--- Exercice écrit 1 ---
D'après l'extrait fourni, qui a fondé et dirigé The Age ?
--- Exercice écrit 2 ---
Reproduisez s'il vous plaît le passage de l'extrait fourni compris entre « The Age (le » et « de la croyance. », bornes comprises.

--- Extrait fourni ---
The Age (le Siècle, ou plutôt l’Époque), fondé et dirigé par Westmacott, a défendu long-temps la cause du torysme avec un acharnement qui nous étonnerait, tout habitués que nous soyons aux cris monotones de la politique quotidienne. Le pouvoir, non celui qui règne et passe, mais le principe même du pouvoir ; l’autorité, non pas d’un cabinet, mais le lien social lui-même, trouvent en Angleterre leurs fanatiques idolâtres : idolâtrie souvent sincère, fanatisme que les intrigans peuvent exploiter, mais qui repose sur la réalité de la croyance.

--- Informations extraites ---

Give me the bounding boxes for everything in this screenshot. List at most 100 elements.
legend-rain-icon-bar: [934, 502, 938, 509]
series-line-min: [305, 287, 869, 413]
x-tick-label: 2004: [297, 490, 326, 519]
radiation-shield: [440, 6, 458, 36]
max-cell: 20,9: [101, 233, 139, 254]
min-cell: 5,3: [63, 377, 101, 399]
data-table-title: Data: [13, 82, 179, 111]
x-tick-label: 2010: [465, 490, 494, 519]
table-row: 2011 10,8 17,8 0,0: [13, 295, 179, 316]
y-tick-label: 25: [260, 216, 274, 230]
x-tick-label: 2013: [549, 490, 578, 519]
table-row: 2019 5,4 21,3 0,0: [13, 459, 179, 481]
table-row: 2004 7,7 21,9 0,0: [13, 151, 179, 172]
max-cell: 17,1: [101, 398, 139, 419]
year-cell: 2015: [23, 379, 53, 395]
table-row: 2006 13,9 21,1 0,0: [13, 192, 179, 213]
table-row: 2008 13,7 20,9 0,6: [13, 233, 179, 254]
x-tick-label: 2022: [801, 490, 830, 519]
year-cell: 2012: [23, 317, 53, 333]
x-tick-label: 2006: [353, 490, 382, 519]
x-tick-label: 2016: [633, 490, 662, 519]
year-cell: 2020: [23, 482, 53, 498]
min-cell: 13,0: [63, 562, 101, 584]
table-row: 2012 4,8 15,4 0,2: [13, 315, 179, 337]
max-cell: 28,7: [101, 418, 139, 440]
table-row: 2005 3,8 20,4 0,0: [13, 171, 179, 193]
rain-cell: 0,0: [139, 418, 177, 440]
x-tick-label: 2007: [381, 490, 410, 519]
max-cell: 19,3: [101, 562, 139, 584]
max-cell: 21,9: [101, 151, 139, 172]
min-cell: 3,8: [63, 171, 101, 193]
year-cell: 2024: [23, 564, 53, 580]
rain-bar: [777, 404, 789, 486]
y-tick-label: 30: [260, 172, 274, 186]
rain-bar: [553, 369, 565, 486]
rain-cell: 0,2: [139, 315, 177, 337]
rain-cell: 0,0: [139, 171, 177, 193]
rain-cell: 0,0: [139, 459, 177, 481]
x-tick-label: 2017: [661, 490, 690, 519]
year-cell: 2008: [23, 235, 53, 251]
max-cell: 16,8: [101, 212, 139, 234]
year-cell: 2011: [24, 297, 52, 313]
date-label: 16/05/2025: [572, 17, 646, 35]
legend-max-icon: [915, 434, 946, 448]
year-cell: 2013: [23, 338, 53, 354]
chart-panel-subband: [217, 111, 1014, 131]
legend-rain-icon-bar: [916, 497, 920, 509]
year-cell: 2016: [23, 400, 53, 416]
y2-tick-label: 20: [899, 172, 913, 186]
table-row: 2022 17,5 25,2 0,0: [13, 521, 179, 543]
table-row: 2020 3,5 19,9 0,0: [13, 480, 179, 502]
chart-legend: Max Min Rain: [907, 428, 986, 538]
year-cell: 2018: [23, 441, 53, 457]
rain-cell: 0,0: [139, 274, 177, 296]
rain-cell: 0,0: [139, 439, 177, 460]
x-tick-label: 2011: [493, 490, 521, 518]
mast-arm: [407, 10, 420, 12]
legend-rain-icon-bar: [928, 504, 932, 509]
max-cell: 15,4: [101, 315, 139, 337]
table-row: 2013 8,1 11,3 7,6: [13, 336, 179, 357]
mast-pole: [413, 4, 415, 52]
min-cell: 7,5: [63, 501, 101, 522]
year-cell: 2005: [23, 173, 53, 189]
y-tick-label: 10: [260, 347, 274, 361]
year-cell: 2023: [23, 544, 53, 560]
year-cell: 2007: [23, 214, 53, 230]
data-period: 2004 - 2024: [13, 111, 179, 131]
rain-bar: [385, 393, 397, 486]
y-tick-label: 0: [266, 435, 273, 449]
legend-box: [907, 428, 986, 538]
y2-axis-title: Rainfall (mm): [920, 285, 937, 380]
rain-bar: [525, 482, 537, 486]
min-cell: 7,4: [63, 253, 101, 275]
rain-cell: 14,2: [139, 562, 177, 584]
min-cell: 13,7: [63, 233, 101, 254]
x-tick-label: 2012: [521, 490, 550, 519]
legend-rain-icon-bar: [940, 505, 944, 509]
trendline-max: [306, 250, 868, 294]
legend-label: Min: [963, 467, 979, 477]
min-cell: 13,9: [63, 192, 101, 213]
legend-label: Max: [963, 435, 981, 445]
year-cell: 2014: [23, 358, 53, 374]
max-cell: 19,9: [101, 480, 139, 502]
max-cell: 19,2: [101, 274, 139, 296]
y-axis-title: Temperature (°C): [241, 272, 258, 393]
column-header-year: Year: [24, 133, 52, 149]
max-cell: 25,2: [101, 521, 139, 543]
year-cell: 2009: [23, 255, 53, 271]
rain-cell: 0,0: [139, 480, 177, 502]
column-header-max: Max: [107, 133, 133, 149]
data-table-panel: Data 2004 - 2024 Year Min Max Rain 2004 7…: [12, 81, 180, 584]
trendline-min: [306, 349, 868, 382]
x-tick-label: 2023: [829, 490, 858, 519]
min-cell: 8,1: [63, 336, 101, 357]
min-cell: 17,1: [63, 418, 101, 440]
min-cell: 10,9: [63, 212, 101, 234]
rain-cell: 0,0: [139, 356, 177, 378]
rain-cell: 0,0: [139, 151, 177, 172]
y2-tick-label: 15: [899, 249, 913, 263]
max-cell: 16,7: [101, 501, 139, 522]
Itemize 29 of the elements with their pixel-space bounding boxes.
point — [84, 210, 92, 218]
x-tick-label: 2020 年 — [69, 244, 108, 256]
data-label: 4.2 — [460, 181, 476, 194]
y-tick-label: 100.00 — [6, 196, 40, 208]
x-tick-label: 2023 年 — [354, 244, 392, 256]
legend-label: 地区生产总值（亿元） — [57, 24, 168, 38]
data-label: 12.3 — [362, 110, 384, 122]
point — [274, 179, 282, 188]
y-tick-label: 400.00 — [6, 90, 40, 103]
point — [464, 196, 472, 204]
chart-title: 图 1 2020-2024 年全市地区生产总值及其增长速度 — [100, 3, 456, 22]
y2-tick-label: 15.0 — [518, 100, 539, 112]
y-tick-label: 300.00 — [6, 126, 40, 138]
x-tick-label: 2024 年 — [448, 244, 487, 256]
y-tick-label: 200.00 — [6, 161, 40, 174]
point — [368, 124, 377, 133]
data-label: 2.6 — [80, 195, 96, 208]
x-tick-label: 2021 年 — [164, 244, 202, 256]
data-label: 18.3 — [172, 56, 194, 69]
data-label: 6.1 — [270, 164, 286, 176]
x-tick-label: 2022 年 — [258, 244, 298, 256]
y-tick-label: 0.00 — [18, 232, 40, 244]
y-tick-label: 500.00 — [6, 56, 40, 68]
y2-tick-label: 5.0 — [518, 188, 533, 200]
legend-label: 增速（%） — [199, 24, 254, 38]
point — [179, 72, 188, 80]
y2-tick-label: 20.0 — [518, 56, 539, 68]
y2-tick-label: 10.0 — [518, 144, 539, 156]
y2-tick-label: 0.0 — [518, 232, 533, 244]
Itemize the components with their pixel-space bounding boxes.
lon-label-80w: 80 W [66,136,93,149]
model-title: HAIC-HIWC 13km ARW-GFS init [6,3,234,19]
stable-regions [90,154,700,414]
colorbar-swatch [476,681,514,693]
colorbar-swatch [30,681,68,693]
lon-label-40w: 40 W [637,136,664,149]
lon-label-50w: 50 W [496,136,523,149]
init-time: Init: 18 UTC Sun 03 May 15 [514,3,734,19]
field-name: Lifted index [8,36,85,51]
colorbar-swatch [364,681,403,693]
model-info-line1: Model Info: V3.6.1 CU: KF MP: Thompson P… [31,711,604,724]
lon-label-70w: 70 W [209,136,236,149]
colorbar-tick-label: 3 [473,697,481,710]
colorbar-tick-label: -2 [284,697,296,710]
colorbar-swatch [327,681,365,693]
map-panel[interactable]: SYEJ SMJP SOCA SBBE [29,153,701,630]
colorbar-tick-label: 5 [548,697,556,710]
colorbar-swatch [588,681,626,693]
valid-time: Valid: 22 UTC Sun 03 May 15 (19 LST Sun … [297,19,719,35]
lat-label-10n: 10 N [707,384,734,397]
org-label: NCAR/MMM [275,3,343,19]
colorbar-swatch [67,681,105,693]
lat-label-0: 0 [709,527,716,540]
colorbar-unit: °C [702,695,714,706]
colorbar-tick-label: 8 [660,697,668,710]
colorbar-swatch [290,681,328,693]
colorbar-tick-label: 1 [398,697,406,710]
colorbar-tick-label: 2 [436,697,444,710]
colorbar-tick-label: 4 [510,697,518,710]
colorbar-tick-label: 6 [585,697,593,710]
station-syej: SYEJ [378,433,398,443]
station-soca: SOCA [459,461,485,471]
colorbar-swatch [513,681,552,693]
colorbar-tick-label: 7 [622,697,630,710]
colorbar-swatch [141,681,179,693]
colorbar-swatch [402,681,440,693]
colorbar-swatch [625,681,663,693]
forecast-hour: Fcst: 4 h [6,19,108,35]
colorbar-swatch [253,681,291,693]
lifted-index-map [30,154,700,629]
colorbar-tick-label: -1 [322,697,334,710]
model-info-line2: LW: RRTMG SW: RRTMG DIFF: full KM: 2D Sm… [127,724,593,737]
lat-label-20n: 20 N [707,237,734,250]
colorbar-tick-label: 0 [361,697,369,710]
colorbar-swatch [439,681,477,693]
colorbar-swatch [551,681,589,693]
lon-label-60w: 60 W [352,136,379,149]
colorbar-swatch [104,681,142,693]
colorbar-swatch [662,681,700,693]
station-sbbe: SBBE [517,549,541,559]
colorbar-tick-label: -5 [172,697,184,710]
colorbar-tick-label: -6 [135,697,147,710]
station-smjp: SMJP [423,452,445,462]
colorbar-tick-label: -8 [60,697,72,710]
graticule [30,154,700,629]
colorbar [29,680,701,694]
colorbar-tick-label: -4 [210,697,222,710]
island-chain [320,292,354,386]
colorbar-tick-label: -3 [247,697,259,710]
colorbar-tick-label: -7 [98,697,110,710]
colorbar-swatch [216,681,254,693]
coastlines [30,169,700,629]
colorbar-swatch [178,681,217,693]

--- Corrigé 1 ---
Westmacott.

--- Corrigé 2 ---
The Age (le Siècle, ou plutôt l’Époque), fondé et dirigé par Westmacott, a défendu long-temps la cause du torysme avec un acharnement qui nous étonnerait, tout habitués que nous soyons aux cris monotones de la politique quotidienne. Le pouvoir, non celui qui règne et passe, mais le principe même du pouvoir ; l’autorité, non pas d’un cabinet, mais le lien social lui-même, trouvent en Angleterre leurs fanatiques idolâtres : idolâtrie souvent sincère, fanatisme que les intrigans peuvent exploiter, mais qui repose sur la réalité de la croyance.